## WHAT THE EXERCISE ASKS
Word for word, print each line of the listing below; pictures stay out.

=== RECORDS SHOWN ===

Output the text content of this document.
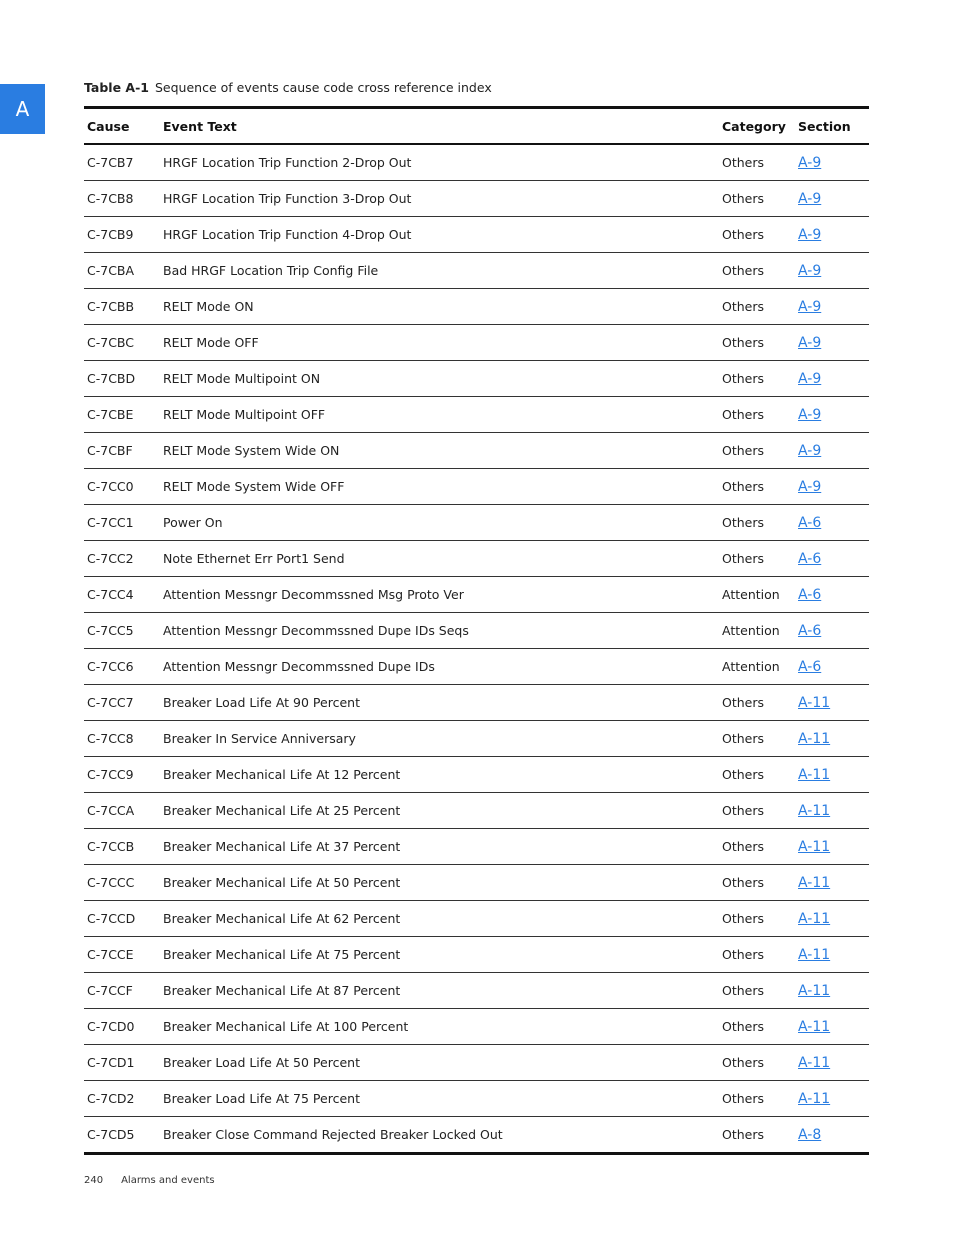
A
Table A-1 Sequence of events cause code cross reference index
Cause	Event Text	Category	Section
C-7CB7	HRGF Location Trip Function 2-Drop Out	Others	A-9
C-7CB8	HRGF Location Trip Function 3-Drop Out	Others	A-9
C-7CB9	HRGF Location Trip Function 4-Drop Out	Others	A-9
C-7CBA	Bad HRGF Location Trip Config File	Others	A-9
C-7CBB	RELT Mode ON	Others	A-9
C-7CBC	RELT Mode OFF	Others	A-9
C-7CBD	RELT Mode Multipoint ON	Others	A-9
C-7CBE	RELT Mode Multipoint OFF	Others	A-9
C-7CBF	RELT Mode System Wide ON	Others	A-9
C-7CC0	RELT Mode System Wide OFF	Others	A-9
C-7CC1	Power On	Others	A-6
C-7CC2	Note Ethernet Err Port1 Send	Others	A-6
C-7CC4	Attention Messngr Decommssned Msg Proto Ver	Attention	A-6
C-7CC5	Attention Messngr Decommssned Dupe IDs Seqs	Attention	A-6
C-7CC6	Attention Messngr Decommssned Dupe IDs	Attention	A-6
C-7CC7	Breaker Load Life At 90 Percent	Others	A-11
C-7CC8	Breaker In Service Anniversary	Others	A-11
C-7CC9	Breaker Mechanical Life At 12 Percent	Others	A-11
C-7CCA	Breaker Mechanical Life At 25 Percent	Others	A-11
C-7CCB	Breaker Mechanical Life At 37 Percent	Others	A-11
C-7CCC	Breaker Mechanical Life At 50 Percent	Others	A-11
C-7CCD	Breaker Mechanical Life At 62 Percent	Others	A-11
C-7CCE	Breaker Mechanical Life At 75 Percent	Others	A-11
C-7CCF	Breaker Mechanical Life At 87 Percent	Others	A-11
C-7CD0	Breaker Mechanical Life At 100 Percent	Others	A-11
C-7CD1	Breaker Load Life At 50 Percent	Others	A-11
C-7CD2	Breaker Load Life At 75 Percent	Others	A-11
C-7CD5	Breaker Close Command Rejected Breaker Locked Out	Others	A-8
240 Alarms and events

===

## OUTPUT OF THE TASK
Output the text content of this document.
A
Table A-1 Sequence of events cause code cross reference index
Cause	Event Text	Category	Section
C-7CB7	HRGF Location Trip Function 2-Drop Out	Others	A-9
C-7CB8	HRGF Location Trip Function 3-Drop Out	Others	A-9
C-7CB9	HRGF Location Trip Function 4-Drop Out	Others	A-9
C-7CBA	Bad HRGF Location Trip Config File	Others	A-9
C-7CBB	RELT Mode ON	Others	A-9
C-7CBC	RELT Mode OFF	Others	A-9
C-7CBD	RELT Mode Multipoint ON	Others	A-9
C-7CBE	RELT Mode Multipoint OFF	Others	A-9
C-7CBF	RELT Mode System Wide ON	Others	A-9
C-7CC0	RELT Mode System Wide OFF	Others	A-9
C-7CC1	Power On	Others	A-6
C-7CC2	Note Ethernet Err Port1 Send	Others	A-6
C-7CC4	Attention Messngr Decommssned Msg Proto Ver	Attention	A-6
C-7CC5	Attention Messngr Decommssned Dupe IDs Seqs	Attention	A-6
C-7CC6	Attention Messngr Decommssned Dupe IDs	Attention	A-6
C-7CC7	Breaker Load Life At 90 Percent	Others	A-11
C-7CC8	Breaker In Service Anniversary	Others	A-11
C-7CC9	Breaker Mechanical Life At 12 Percent	Others	A-11
C-7CCA	Breaker Mechanical Life At 25 Percent	Others	A-11
C-7CCB	Breaker Mechanical Life At 37 Percent	Others	A-11
C-7CCC	Breaker Mechanical Life At 50 Percent	Others	A-11
C-7CCD	Breaker Mechanical Life At 62 Percent	Others	A-11
C-7CCE	Breaker Mechanical Life At 75 Percent	Others	A-11
C-7CCF	Breaker Mechanical Life At 87 Percent	Others	A-11
C-7CD0	Breaker Mechanical Life At 100 Percent	Others	A-11
C-7CD1	Breaker Load Life At 50 Percent	Others	A-11
C-7CD2	Breaker Load Life At 75 Percent	Others	A-11
C-7CD5	Breaker Close Command Rejected Breaker Locked Out	Others	A-8
240 Alarms and events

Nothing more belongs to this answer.